— INSTRUCTION —
Find each line containing the string "JSON" and return it.
------------------------------------
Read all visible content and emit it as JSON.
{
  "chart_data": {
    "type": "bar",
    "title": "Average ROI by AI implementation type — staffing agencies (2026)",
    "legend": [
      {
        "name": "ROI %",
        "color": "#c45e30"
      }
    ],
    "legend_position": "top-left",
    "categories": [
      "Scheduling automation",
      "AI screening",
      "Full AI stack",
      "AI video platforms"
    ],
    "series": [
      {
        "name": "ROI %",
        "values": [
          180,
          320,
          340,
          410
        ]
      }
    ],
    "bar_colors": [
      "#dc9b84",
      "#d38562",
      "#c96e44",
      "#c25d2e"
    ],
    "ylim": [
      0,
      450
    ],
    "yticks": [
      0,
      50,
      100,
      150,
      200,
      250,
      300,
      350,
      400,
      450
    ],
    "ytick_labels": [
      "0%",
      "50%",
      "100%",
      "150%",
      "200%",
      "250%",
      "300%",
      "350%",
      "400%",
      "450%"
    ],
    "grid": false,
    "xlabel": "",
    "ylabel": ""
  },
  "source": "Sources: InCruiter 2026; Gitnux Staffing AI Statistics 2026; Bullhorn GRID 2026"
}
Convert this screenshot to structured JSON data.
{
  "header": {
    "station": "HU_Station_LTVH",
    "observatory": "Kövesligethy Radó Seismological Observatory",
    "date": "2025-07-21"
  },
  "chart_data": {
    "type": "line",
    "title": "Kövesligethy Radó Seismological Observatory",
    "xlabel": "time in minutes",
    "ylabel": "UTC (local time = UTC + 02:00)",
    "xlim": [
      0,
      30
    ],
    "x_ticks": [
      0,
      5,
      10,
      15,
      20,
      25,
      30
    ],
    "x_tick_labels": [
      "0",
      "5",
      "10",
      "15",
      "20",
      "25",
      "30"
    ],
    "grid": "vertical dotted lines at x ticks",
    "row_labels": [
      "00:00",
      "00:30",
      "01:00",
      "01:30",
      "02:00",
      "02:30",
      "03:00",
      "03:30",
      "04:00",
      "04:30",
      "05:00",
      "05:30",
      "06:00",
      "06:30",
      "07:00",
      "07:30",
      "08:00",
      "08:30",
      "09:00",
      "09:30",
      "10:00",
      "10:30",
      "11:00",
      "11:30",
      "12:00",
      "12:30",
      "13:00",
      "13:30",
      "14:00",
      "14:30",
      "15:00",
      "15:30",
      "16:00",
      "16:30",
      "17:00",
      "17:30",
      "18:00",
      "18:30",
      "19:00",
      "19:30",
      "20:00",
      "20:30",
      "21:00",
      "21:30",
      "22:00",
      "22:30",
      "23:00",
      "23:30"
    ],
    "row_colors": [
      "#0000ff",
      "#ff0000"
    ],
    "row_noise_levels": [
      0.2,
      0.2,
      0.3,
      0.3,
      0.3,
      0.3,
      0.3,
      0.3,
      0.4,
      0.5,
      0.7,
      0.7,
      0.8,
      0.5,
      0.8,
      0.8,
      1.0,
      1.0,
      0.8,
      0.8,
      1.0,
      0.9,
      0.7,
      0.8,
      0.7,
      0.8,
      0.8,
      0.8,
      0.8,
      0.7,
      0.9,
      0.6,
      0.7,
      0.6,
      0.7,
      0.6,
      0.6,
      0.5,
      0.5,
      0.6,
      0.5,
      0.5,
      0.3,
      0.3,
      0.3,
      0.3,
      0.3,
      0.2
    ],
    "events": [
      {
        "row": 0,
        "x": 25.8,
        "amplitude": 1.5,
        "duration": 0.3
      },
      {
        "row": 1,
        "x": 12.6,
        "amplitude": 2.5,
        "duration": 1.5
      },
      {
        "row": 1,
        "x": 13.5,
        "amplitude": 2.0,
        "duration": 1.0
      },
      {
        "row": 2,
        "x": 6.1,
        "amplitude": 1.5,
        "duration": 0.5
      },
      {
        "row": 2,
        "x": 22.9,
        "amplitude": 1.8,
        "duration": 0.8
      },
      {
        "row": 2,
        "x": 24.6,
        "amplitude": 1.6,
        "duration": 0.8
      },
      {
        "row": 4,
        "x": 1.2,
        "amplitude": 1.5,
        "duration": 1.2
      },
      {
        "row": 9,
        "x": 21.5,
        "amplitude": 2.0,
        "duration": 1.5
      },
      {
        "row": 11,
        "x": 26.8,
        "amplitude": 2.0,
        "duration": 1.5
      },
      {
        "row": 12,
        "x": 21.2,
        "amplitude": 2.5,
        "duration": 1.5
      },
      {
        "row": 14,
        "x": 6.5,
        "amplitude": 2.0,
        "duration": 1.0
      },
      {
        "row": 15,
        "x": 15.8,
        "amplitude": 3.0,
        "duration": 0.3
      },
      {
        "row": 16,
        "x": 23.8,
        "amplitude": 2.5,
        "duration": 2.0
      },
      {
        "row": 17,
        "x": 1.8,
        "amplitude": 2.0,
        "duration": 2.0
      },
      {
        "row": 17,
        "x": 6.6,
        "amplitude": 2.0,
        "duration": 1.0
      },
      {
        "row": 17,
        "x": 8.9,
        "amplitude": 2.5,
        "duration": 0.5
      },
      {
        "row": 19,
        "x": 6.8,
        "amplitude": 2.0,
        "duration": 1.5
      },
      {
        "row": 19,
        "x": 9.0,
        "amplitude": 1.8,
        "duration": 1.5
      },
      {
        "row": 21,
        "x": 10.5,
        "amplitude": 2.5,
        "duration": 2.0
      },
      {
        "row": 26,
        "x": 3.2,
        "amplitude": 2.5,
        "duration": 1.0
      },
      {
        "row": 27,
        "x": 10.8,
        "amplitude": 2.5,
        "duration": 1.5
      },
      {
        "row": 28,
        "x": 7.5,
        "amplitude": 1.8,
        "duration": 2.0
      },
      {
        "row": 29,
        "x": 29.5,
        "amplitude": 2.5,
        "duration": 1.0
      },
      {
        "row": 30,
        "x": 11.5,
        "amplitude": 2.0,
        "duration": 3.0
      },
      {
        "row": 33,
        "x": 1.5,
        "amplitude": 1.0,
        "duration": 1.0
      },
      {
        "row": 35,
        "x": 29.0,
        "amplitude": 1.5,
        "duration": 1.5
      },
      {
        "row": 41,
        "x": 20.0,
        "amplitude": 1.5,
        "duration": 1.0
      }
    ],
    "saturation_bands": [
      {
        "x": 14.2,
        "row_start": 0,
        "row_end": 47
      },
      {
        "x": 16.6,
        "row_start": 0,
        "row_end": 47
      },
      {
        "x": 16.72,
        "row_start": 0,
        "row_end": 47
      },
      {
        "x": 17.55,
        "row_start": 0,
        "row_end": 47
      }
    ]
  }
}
------------------------------------
— OUTPUT —
Read all visible content and emit it as JSON.
Convert this screenshot to structured JSON data.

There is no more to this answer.